Data listing:

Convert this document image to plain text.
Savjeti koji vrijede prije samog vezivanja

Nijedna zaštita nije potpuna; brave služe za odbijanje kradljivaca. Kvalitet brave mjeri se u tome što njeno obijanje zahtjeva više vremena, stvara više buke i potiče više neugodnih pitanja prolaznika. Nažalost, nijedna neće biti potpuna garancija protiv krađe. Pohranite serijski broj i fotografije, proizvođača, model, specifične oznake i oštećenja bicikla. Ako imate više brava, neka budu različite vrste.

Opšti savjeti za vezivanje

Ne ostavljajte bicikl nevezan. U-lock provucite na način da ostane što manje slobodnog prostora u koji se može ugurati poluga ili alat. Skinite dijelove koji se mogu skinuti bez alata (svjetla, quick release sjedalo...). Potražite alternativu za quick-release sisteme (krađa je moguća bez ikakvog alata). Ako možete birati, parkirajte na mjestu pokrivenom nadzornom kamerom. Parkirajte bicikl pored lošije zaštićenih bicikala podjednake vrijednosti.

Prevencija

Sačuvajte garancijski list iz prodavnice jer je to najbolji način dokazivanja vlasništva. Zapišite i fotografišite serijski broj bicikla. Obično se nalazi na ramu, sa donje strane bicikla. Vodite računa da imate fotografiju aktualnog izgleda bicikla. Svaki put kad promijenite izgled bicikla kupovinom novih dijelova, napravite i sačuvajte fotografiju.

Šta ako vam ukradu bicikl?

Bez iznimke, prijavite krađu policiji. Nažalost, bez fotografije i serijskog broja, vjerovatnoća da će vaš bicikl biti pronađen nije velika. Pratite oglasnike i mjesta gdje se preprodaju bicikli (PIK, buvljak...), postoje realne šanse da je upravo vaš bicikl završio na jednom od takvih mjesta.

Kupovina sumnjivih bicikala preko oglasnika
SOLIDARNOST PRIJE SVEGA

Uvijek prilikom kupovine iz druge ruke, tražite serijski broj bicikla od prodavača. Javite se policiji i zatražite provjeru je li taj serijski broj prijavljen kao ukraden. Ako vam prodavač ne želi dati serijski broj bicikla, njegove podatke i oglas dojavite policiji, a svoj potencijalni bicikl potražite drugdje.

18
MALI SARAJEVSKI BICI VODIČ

DIRECTIONS FOR THIS TASK:
Every record above should be output exactly.

EXPECTED ANSWER:
Convert this document image to plain text.
Savjeti koji vrijede prije samog vezivanja

Nijedna zaštita nije potpuna; brave služe za odbijanje kradljivaca. Kvalitet brave mjeri se u tome što njeno obijanje zahtjeva više vremena, stvara više buke i potiče više neugodnih pitanja prolaznika. Nažalost, nijedna neće biti potpuna garancija protiv krađe. Pohranite serijski broj i fotografije, proizvođača, model, specifične oznake i oštećenja bicikla. Ako imate više brava, neka budu različite vrste.

Opšti savjeti za vezivanje

Ne ostavljajte bicikl nevezan. U-lock provucite na način da ostane što manje slobodnog prostora u koji se može ugurati poluga ili alat. Skinite dijelove koji se mogu skinuti bez alata (svjetla, quick release sjedalo...). Potražite alternativu za quick-release sisteme (krađa je moguća bez ikakvog alata). Ako možete birati, parkirajte na mjestu pokrivenom nadzornom kamerom. Parkirajte bicikl pored lošije zaštićenih bicikala podjednake vrijednosti.

Prevencija

Sačuvajte garancijski list iz prodavnice jer je to najbolji način dokazivanja vlasništva. Zapišite i fotografišite serijski broj bicikla. Obično se nalazi na ramu, sa donje strane bicikla. Vodite računa da imate fotografiju aktualnog izgleda bicikla. Svaki put kad promijenite izgled bicikla kupovinom novih dijelova, napravite i sačuvajte fotografiju.

Šta ako vam ukradu bicikl?

Bez iznimke, prijavite krađu policiji. Nažalost, bez fotografije i serijskog broja, vjerovatnoća da će vaš bicikl biti pronađen nije velika. Pratite oglasnike i mjesta gdje se preprodaju bicikli (PIK, buvljak...), postoje realne šanse da je upravo vaš bicikl završio na jednom od takvih mjesta.

Kupovina sumnjivih bicikala preko oglasnika
SOLIDARNOST PRIJE SVEGA

Uvijek prilikom kupovine iz druge ruke, tražite serijski broj bicikla od prodavača. Javite se policiji i zatražite provjeru je li taj serijski broj prijavljen kao ukraden. Ako vam prodavač ne želi dati serijski broj bicikla, njegove podatke i oglas dojavite policiji, a svoj potencijalni bicikl potražite drugdje.

18
MALI SARAJEVSKI BICI VODIČ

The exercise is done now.